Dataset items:

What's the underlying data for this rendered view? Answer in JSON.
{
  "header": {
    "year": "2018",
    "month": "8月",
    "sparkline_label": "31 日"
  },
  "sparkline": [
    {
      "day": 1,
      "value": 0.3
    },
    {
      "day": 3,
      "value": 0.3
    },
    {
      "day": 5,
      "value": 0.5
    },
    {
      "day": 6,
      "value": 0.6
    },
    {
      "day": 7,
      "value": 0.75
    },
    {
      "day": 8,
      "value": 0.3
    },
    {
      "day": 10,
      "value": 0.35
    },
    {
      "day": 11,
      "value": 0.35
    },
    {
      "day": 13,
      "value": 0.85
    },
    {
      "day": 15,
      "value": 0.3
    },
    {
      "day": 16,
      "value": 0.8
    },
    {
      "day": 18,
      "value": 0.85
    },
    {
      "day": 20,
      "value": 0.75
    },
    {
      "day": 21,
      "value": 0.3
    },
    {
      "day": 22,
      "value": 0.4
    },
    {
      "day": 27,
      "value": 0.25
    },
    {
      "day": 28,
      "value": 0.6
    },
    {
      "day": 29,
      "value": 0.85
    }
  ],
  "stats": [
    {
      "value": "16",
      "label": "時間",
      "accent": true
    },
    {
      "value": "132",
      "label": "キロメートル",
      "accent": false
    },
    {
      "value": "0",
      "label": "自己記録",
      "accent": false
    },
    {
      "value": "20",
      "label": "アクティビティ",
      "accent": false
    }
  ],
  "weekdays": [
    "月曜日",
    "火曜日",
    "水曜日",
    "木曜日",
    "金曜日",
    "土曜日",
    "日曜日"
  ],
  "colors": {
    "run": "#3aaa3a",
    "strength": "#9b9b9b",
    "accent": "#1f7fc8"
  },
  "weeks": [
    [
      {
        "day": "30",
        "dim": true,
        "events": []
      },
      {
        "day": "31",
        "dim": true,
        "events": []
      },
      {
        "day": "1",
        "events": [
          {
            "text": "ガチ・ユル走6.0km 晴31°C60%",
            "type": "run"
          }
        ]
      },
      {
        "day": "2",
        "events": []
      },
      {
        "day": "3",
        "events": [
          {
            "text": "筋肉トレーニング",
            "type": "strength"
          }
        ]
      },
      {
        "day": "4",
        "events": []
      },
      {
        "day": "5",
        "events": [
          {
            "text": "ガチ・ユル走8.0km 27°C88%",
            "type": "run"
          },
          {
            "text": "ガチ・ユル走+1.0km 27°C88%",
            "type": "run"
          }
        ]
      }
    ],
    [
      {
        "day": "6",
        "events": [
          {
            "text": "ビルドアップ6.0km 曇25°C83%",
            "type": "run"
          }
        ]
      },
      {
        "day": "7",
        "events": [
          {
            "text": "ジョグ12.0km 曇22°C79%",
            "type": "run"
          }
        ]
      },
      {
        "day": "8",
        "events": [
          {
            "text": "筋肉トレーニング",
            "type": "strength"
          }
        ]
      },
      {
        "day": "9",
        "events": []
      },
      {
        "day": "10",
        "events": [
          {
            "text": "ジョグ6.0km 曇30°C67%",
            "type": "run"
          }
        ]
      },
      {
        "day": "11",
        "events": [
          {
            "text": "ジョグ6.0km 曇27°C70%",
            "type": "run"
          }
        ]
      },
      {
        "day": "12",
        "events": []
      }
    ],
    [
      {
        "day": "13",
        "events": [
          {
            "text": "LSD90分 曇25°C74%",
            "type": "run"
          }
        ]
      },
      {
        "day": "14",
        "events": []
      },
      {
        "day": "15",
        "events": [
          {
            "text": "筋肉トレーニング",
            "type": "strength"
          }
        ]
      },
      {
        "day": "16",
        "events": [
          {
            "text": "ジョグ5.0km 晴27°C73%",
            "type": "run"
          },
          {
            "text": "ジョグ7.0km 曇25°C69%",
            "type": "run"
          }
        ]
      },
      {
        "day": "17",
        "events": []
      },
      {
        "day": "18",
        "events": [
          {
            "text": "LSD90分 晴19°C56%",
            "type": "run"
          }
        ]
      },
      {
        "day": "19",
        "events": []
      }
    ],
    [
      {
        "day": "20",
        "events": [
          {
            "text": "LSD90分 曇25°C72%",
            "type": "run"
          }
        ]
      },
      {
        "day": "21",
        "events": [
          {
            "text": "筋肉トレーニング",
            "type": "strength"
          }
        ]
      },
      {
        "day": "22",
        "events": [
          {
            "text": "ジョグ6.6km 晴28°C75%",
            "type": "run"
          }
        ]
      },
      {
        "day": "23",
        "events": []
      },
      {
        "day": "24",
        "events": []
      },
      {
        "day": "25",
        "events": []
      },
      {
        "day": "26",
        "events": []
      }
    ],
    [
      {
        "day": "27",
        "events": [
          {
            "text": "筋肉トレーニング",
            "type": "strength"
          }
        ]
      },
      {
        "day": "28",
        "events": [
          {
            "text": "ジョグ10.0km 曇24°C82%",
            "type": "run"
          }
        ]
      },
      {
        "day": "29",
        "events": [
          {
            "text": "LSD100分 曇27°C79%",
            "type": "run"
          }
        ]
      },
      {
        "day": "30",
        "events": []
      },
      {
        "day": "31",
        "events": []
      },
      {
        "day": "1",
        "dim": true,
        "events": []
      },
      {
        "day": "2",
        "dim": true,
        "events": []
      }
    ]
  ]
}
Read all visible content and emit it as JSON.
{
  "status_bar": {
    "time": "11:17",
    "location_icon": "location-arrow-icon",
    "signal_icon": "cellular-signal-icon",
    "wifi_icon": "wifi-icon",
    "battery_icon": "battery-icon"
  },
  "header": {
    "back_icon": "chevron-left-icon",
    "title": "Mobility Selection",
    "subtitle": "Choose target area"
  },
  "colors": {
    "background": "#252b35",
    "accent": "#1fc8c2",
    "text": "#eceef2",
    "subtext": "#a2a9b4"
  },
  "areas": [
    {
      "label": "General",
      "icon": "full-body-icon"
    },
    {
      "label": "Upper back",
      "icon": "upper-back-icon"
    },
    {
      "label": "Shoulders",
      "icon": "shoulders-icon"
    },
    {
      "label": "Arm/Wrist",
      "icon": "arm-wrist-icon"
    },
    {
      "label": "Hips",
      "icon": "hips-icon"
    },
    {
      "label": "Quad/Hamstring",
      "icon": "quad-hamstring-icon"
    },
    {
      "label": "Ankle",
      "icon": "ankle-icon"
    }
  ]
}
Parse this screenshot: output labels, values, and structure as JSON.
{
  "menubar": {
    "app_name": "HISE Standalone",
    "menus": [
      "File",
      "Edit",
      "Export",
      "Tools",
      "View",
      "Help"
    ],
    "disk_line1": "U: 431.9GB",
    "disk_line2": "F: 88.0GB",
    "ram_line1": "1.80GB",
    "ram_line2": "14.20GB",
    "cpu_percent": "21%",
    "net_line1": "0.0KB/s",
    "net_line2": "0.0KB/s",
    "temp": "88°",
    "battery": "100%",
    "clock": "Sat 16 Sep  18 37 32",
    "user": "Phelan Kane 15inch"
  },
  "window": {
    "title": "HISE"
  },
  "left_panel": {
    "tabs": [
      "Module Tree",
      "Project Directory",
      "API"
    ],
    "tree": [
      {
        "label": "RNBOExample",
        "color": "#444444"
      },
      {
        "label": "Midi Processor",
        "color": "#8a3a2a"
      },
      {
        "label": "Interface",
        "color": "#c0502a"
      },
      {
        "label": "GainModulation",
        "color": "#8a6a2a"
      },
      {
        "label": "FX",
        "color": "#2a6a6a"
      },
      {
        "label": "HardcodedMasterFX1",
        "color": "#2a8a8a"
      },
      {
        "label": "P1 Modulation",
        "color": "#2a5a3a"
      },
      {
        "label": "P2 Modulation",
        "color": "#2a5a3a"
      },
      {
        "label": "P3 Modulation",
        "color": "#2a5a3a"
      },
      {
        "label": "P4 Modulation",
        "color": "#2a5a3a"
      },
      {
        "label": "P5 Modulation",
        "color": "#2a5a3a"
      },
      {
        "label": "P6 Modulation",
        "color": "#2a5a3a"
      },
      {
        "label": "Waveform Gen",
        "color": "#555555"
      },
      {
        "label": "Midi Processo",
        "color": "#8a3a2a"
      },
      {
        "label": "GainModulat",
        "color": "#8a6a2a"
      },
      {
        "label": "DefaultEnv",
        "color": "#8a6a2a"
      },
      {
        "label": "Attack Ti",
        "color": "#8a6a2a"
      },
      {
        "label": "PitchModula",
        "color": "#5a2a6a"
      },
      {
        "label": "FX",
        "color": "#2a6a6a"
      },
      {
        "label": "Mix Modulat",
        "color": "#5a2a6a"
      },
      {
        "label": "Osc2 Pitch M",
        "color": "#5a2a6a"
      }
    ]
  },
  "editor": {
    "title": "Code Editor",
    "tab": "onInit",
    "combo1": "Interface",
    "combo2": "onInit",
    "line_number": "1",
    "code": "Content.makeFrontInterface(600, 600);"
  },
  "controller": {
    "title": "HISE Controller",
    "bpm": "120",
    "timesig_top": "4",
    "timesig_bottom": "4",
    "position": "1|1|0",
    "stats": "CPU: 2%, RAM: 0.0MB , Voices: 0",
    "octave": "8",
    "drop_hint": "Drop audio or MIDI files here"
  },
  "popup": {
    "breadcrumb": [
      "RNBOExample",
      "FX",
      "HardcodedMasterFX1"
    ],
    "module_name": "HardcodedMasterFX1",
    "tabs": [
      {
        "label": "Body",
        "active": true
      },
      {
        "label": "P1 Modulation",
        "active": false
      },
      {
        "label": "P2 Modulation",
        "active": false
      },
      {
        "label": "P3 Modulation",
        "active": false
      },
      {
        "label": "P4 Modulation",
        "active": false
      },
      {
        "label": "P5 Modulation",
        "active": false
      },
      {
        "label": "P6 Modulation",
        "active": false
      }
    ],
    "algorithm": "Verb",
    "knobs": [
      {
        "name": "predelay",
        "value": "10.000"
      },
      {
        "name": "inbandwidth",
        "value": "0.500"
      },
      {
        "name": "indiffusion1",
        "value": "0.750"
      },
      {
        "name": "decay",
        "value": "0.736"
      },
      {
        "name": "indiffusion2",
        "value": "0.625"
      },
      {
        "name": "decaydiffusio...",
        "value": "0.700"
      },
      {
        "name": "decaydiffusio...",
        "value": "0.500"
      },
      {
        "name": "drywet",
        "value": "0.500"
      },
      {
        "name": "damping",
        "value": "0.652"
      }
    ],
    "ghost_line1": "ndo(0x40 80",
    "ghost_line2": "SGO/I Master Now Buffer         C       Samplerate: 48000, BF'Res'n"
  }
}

§ **What to work on**
From the data above, copy each line that holds "battery".

§ **Task output**
    "battery_icon": "battery-icon"
    "battery": "100%",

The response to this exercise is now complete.